(Stored dataset items)
□ □ □

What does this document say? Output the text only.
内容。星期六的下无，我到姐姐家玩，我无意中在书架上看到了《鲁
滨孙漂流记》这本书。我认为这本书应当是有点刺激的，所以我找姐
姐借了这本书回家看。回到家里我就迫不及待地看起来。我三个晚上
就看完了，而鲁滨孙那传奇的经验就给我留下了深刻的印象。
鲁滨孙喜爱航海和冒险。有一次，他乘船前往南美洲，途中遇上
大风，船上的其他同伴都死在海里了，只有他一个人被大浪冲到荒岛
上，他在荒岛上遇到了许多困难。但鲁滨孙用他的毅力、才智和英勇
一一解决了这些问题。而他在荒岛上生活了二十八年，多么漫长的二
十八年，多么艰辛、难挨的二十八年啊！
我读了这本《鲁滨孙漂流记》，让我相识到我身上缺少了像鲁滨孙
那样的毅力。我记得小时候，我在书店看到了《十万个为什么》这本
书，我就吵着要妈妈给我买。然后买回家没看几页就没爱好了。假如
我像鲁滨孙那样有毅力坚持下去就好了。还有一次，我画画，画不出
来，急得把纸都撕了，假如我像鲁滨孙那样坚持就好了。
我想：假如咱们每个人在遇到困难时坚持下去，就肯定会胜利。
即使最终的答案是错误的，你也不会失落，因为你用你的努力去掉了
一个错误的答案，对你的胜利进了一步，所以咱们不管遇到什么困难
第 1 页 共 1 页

□ □ □

DIRECTION: Copy out the material word for word and line for line.

FINISHED TASK:
What does this document say? Output the text only.
内容。星期六的下无，我到姐姐家玩，我无意中在书架上看到了《鲁
滨孙漂流记》这本书。我认为这本书应当是有点刺激的，所以我找姐
姐借了这本书回家看。回到家里我就迫不及待地看起来。我三个晚上
就看完了，而鲁滨孙那传奇的经验就给我留下了深刻的印象。
鲁滨孙喜爱航海和冒险。有一次，他乘船前往南美洲，途中遇上
大风，船上的其他同伴都死在海里了，只有他一个人被大浪冲到荒岛
上，他在荒岛上遇到了许多困难。但鲁滨孙用他的毅力、才智和英勇
一一解决了这些问题。而他在荒岛上生活了二十八年，多么漫长的二
十八年，多么艰辛、难挨的二十八年啊！
我读了这本《鲁滨孙漂流记》，让我相识到我身上缺少了像鲁滨孙
那样的毅力。我记得小时候，我在书店看到了《十万个为什么》这本
书，我就吵着要妈妈给我买。然后买回家没看几页就没爱好了。假如
我像鲁滨孙那样有毅力坚持下去就好了。还有一次，我画画，画不出
来，急得把纸都撕了，假如我像鲁滨孙那样坚持就好了。
我想：假如咱们每个人在遇到困难时坚持下去，就肯定会胜利。
即使最终的答案是错误的，你也不会失落，因为你用你的努力去掉了
一个错误的答案，对你的胜利进了一步，所以咱们不管遇到什么困难
第 1 页 共 1 页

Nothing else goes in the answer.